● **DATASET ROWS**
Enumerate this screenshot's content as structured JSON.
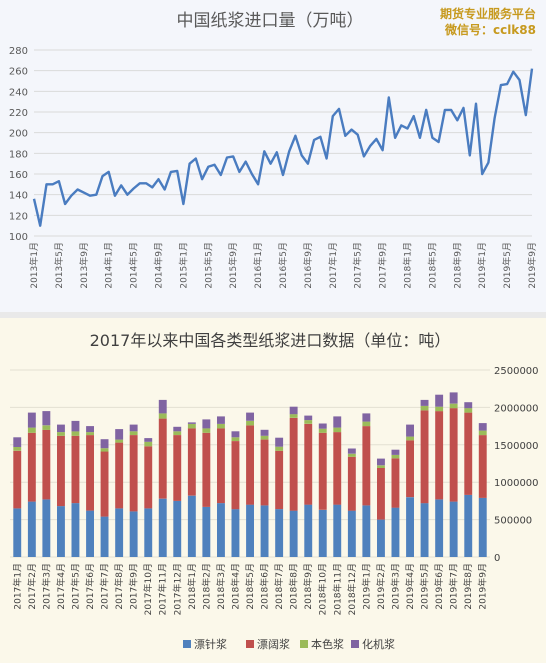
{
  "watermark": {
    "line1": "期货专业服务平台",
    "line2": "微信号：cclk88"
  },
  "chart_data": [
    {
      "type": "line",
      "title": "中国纸浆进口量（万吨）",
      "ylim": [
        100,
        280
      ],
      "yticks": [
        100,
        120,
        140,
        160,
        180,
        200,
        220,
        240,
        260,
        280
      ],
      "x_tick_labels": [
        "2013年1月",
        "2013年5月",
        "2013年9月",
        "2014年1月",
        "2014年5月",
        "2014年9月",
        "2015年1月",
        "2015年5月",
        "2015年9月",
        "2016年1月",
        "2016年5月",
        "2016年9月",
        "2017年1月",
        "2017年5月",
        "2017年9月",
        "2018年1月",
        "2018年5月",
        "2018年9月",
        "2019年1月",
        "2019年5月",
        "2019年9月"
      ],
      "color": "#4a7cc0",
      "grid": true,
      "values": [
        136,
        110,
        150,
        150,
        153,
        131,
        139,
        145,
        142,
        139,
        140,
        158,
        162,
        139,
        149,
        140,
        146,
        151,
        151,
        147,
        155,
        145,
        162,
        163,
        131,
        170,
        175,
        155,
        167,
        169,
        159,
        176,
        177,
        162,
        172,
        160,
        150,
        182,
        170,
        181,
        159,
        182,
        197,
        178,
        170,
        193,
        196,
        175,
        216,
        223,
        197,
        203,
        198,
        177,
        187,
        194,
        183,
        234,
        195,
        207,
        204,
        216,
        195,
        222,
        195,
        191,
        222,
        222,
        212,
        224,
        178,
        228,
        160,
        171,
        214,
        246,
        247,
        259,
        251,
        217,
        262
      ]
    },
    {
      "type": "bar",
      "stacked": true,
      "title": "2017年以来中国各类型纸浆进口数据（单位：吨）",
      "ylim": [
        0,
        2500000
      ],
      "yticks": [
        "0",
        "500000",
        "1000000",
        "1500000",
        "2000000",
        "2500000"
      ],
      "grid": true,
      "legend_position": "bottom",
      "categories": [
        "2017年1月",
        "2017年2月",
        "2017年3月",
        "2017年4月",
        "2017年5月",
        "2017年6月",
        "2017年7月",
        "2017年8月",
        "2017年9月",
        "2017年10月",
        "2017年11月",
        "2017年12月",
        "2018年1月",
        "2018年2月",
        "2018年3月",
        "2018年4月",
        "2018年5月",
        "2018年6月",
        "2018年7月",
        "2018年8月",
        "2018年9月",
        "2018年10月",
        "2018年11月",
        "2018年12月",
        "2019年1月",
        "2019年2月",
        "2019年3月",
        "2019年4月",
        "2019年5月",
        "2019年6月",
        "2019年7月",
        "2019年8月",
        "2019年9月"
      ],
      "series": [
        {
          "name": "漂针浆",
          "color": "#4f81bd",
          "values": [
            650000,
            740000,
            770000,
            680000,
            720000,
            620000,
            540000,
            650000,
            610000,
            650000,
            780000,
            750000,
            820000,
            670000,
            720000,
            640000,
            700000,
            690000,
            640000,
            620000,
            700000,
            630000,
            700000,
            620000,
            690000,
            500000,
            660000,
            800000,
            720000,
            770000,
            740000,
            830000,
            790000
          ]
        },
        {
          "name": "漂阔浆",
          "color": "#c0504d",
          "values": [
            770000,
            920000,
            930000,
            940000,
            900000,
            1010000,
            870000,
            880000,
            1020000,
            830000,
            1070000,
            880000,
            900000,
            990000,
            1000000,
            910000,
            1060000,
            880000,
            780000,
            1240000,
            1080000,
            1030000,
            970000,
            720000,
            1060000,
            690000,
            660000,
            760000,
            1240000,
            1180000,
            1250000,
            1100000,
            840000
          ]
        },
        {
          "name": "本色浆",
          "color": "#9bbb59",
          "values": [
            50000,
            70000,
            60000,
            50000,
            60000,
            40000,
            45000,
            40000,
            50000,
            60000,
            70000,
            50000,
            60000,
            60000,
            60000,
            50000,
            60000,
            50000,
            55000,
            50000,
            50000,
            55000,
            60000,
            40000,
            60000,
            35000,
            45000,
            50000,
            60000,
            60000,
            60000,
            60000,
            60000
          ]
        },
        {
          "name": "化机浆",
          "color": "#8064a2",
          "values": [
            130000,
            200000,
            190000,
            100000,
            140000,
            80000,
            120000,
            140000,
            90000,
            50000,
            180000,
            60000,
            20000,
            120000,
            100000,
            80000,
            110000,
            80000,
            120000,
            100000,
            60000,
            70000,
            150000,
            70000,
            110000,
            90000,
            70000,
            160000,
            80000,
            160000,
            150000,
            80000,
            100000
          ]
        }
      ]
    }
  ]
}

● **AIM**
Every record must be copied exactly, with the pictures left out.

● **RESPONSE**
Enumerate this screenshot's content as structured JSON.
{
  "watermark": {
    "line1": "期货专业服务平台",
    "line2": "微信号：cclk88"
  },
  "chart_data": [
    {
      "type": "line",
      "title": "中国纸浆进口量（万吨）",
      "ylim": [
        100,
        280
      ],
      "yticks": [
        100,
        120,
        140,
        160,
        180,
        200,
        220,
        240,
        260,
        280
      ],
      "x_tick_labels": [
        "2013年1月",
        "2013年5月",
        "2013年9月",
        "2014年1月",
        "2014年5月",
        "2014年9月",
        "2015年1月",
        "2015年5月",
        "2015年9月",
        "2016年1月",
        "2016年5月",
        "2016年9月",
        "2017年1月",
        "2017年5月",
        "2017年9月",
        "2018年1月",
        "2018年5月",
        "2018年9月",
        "2019年1月",
        "2019年5月",
        "2019年9月"
      ],
      "color": "#4a7cc0",
      "grid": true,
      "values": [
        136,
        110,
        150,
        150,
        153,
        131,
        139,
        145,
        142,
        139,
        140,
        158,
        162,
        139,
        149,
        140,
        146,
        151,
        151,
        147,
        155,
        145,
        162,
        163,
        131,
        170,
        175,
        155,
        167,
        169,
        159,
        176,
        177,
        162,
        172,
        160,
        150,
        182,
        170,
        181,
        159,
        182,
        197,
        178,
        170,
        193,
        196,
        175,
        216,
        223,
        197,
        203,
        198,
        177,
        187,
        194,
        183,
        234,
        195,
        207,
        204,
        216,
        195,
        222,
        195,
        191,
        222,
        222,
        212,
        224,
        178,
        228,
        160,
        171,
        214,
        246,
        247,
        259,
        251,
        217,
        262
      ]
    },
    {
      "type": "bar",
      "stacked": true,
      "title": "2017年以来中国各类型纸浆进口数据（单位：吨）",
      "ylim": [
        0,
        2500000
      ],
      "yticks": [
        "0",
        "500000",
        "1000000",
        "1500000",
        "2000000",
        "2500000"
      ],
      "grid": true,
      "legend_position": "bottom",
      "categories": [
        "2017年1月",
        "2017年2月",
        "2017年3月",
        "2017年4月",
        "2017年5月",
        "2017年6月",
        "2017年7月",
        "2017年8月",
        "2017年9月",
        "2017年10月",
        "2017年11月",
        "2017年12月",
        "2018年1月",
        "2018年2月",
        "2018年3月",
        "2018年4月",
        "2018年5月",
        "2018年6月",
        "2018年7月",
        "2018年8月",
        "2018年9月",
        "2018年10月",
        "2018年11月",
        "2018年12月",
        "2019年1月",
        "2019年2月",
        "2019年3月",
        "2019年4月",
        "2019年5月",
        "2019年6月",
        "2019年7月",
        "2019年8月",
        "2019年9月"
      ],
      "series": [
        {
          "name": "漂针浆",
          "color": "#4f81bd",
          "values": [
            650000,
            740000,
            770000,
            680000,
            720000,
            620000,
            540000,
            650000,
            610000,
            650000,
            780000,
            750000,
            820000,
            670000,
            720000,
            640000,
            700000,
            690000,
            640000,
            620000,
            700000,
            630000,
            700000,
            620000,
            690000,
            500000,
            660000,
            800000,
            720000,
            770000,
            740000,
            830000,
            790000
          ]
        },
        {
          "name": "漂阔浆",
          "color": "#c0504d",
          "values": [
            770000,
            920000,
            930000,
            940000,
            900000,
            1010000,
            870000,
            880000,
            1020000,
            830000,
            1070000,
            880000,
            900000,
            990000,
            1000000,
            910000,
            1060000,
            880000,
            780000,
            1240000,
            1080000,
            1030000,
            970000,
            720000,
            1060000,
            690000,
            660000,
            760000,
            1240000,
            1180000,
            1250000,
            1100000,
            840000
          ]
        },
        {
          "name": "本色浆",
          "color": "#9bbb59",
          "values": [
            50000,
            70000,
            60000,
            50000,
            60000,
            40000,
            45000,
            40000,
            50000,
            60000,
            70000,
            50000,
            60000,
            60000,
            60000,
            50000,
            60000,
            50000,
            55000,
            50000,
            50000,
            55000,
            60000,
            40000,
            60000,
            35000,
            45000,
            50000,
            60000,
            60000,
            60000,
            60000,
            60000
          ]
        },
        {
          "name": "化机浆",
          "color": "#8064a2",
          "values": [
            130000,
            200000,
            190000,
            100000,
            140000,
            80000,
            120000,
            140000,
            90000,
            50000,
            180000,
            60000,
            20000,
            120000,
            100000,
            80000,
            110000,
            80000,
            120000,
            100000,
            60000,
            70000,
            150000,
            70000,
            110000,
            90000,
            70000,
            160000,
            80000,
            160000,
            150000,
            80000,
            100000
          ]
        }
      ]
    }
  ]
}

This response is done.